Task brief
In the entries below, count every line with the string "color". State the count and nothing else.

Input data
####

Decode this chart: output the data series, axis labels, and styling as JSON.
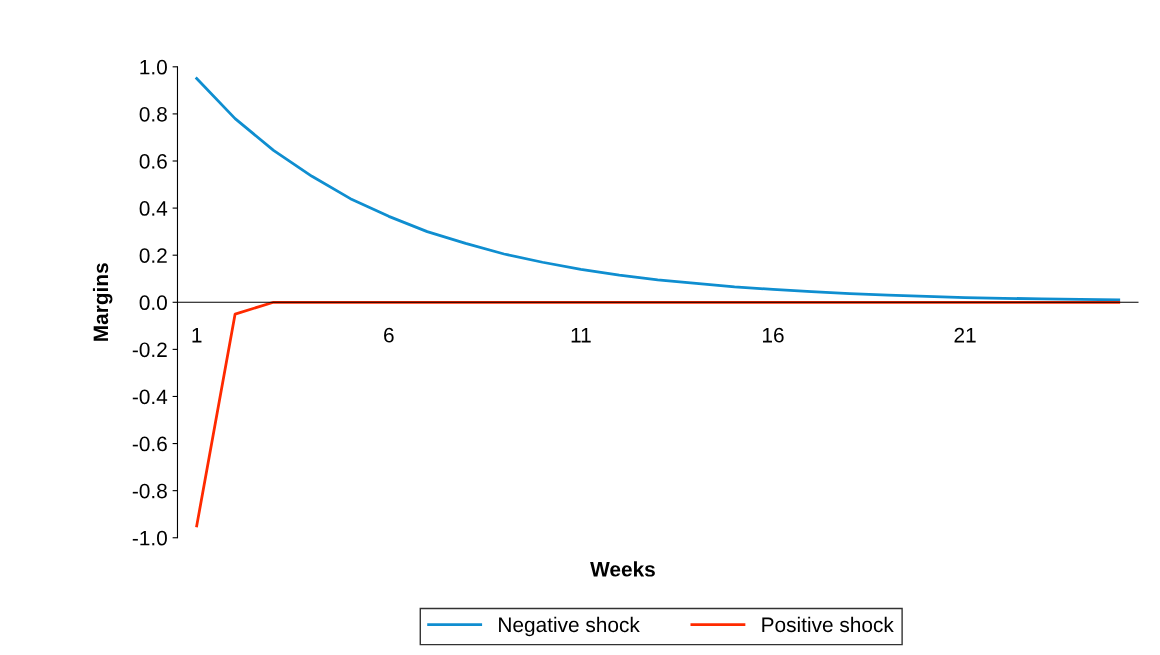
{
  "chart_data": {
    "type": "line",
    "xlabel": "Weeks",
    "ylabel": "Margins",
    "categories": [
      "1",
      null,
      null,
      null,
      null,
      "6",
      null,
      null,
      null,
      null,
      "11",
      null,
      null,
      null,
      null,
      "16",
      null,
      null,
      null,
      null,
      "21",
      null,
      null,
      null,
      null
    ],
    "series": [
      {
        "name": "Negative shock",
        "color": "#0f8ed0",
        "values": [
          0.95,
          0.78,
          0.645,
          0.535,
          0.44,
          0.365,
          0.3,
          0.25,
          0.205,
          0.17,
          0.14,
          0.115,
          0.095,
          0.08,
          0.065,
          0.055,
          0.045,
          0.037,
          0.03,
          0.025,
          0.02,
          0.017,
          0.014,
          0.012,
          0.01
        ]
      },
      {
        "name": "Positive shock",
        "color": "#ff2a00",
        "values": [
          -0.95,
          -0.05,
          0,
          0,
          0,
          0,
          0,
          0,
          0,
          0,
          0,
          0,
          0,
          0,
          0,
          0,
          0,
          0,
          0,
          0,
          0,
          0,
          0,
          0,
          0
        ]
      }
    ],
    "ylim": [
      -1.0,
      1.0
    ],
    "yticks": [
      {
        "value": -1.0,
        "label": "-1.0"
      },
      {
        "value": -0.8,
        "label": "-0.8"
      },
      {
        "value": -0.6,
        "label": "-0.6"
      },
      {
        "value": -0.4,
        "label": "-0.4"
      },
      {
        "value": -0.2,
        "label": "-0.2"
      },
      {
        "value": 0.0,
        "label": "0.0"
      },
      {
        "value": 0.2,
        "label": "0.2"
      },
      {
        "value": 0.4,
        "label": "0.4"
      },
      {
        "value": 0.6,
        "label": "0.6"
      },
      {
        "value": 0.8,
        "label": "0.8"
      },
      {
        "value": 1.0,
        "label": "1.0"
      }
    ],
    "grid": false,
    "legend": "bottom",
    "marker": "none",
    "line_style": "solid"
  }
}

####

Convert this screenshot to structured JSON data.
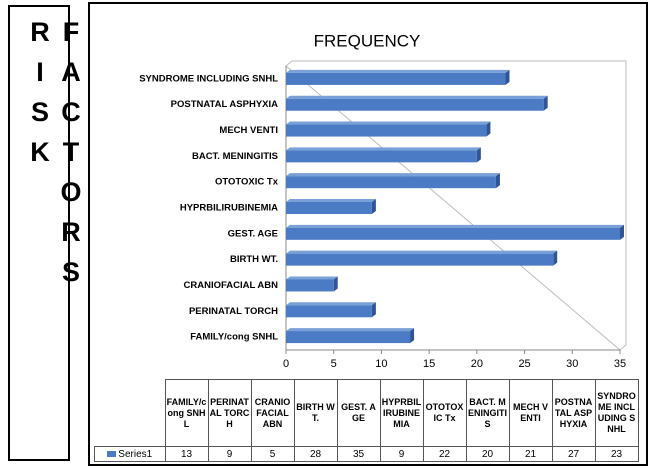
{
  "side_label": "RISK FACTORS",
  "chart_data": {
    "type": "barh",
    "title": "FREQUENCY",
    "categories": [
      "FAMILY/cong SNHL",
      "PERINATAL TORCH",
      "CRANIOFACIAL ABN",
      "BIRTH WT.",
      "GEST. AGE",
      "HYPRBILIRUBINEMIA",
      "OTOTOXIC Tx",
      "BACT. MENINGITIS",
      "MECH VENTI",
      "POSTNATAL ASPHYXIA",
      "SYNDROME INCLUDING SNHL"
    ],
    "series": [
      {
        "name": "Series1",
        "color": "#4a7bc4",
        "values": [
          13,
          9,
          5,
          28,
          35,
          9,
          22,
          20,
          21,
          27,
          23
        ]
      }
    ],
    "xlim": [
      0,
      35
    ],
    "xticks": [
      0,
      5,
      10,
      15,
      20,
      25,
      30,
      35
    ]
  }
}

####

Answer for this exercise
3